Instruction ▸ Quote, verbatim, all material below, without pictures.

Task data ▸
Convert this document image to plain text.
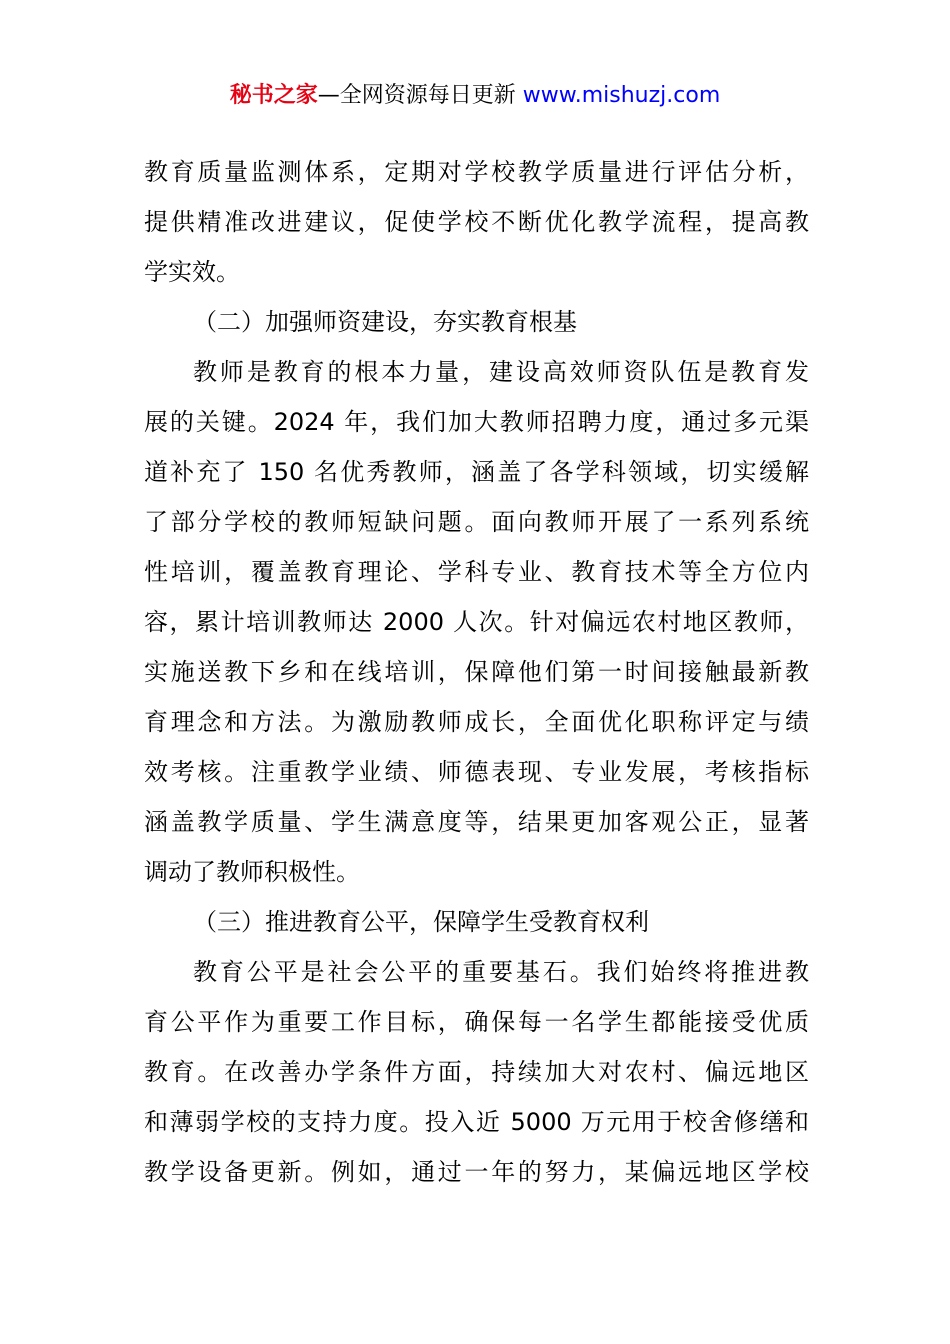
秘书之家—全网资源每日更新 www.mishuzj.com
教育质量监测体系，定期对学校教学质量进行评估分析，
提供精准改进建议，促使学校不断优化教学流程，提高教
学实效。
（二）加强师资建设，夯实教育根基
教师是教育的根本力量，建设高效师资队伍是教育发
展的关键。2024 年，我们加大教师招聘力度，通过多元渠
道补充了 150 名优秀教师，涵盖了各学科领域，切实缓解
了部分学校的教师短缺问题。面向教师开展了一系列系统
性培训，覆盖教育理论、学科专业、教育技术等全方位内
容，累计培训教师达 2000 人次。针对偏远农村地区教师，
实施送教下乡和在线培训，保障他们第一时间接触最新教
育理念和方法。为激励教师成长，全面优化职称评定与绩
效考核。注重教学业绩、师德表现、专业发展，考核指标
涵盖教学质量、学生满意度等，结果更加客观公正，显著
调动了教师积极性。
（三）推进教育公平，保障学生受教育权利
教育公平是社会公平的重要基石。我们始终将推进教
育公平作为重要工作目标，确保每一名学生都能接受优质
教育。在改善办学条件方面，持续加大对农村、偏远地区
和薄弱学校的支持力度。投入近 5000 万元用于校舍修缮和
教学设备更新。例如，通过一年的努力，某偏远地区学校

Expected answer ▸
Convert this document image to plain text.
秘书之家—全网资源每日更新 www.mishuzj.com
教育质量监测体系，定期对学校教学质量进行评估分析，
提供精准改进建议，促使学校不断优化教学流程，提高教
学实效。
（二）加强师资建设，夯实教育根基
教师是教育的根本力量，建设高效师资队伍是教育发
展的关键。2024 年，我们加大教师招聘力度，通过多元渠
道补充了 150 名优秀教师，涵盖了各学科领域，切实缓解
了部分学校的教师短缺问题。面向教师开展了一系列系统
性培训，覆盖教育理论、学科专业、教育技术等全方位内
容，累计培训教师达 2000 人次。针对偏远农村地区教师，
实施送教下乡和在线培训，保障他们第一时间接触最新教
育理念和方法。为激励教师成长，全面优化职称评定与绩
效考核。注重教学业绩、师德表现、专业发展，考核指标
涵盖教学质量、学生满意度等，结果更加客观公正，显著
调动了教师积极性。
（三）推进教育公平，保障学生受教育权利
教育公平是社会公平的重要基石。我们始终将推进教
育公平作为重要工作目标，确保每一名学生都能接受优质
教育。在改善办学条件方面，持续加大对农村、偏远地区
和薄弱学校的支持力度。投入近 5000 万元用于校舍修缮和
教学设备更新。例如，通过一年的努力，某偏远地区学校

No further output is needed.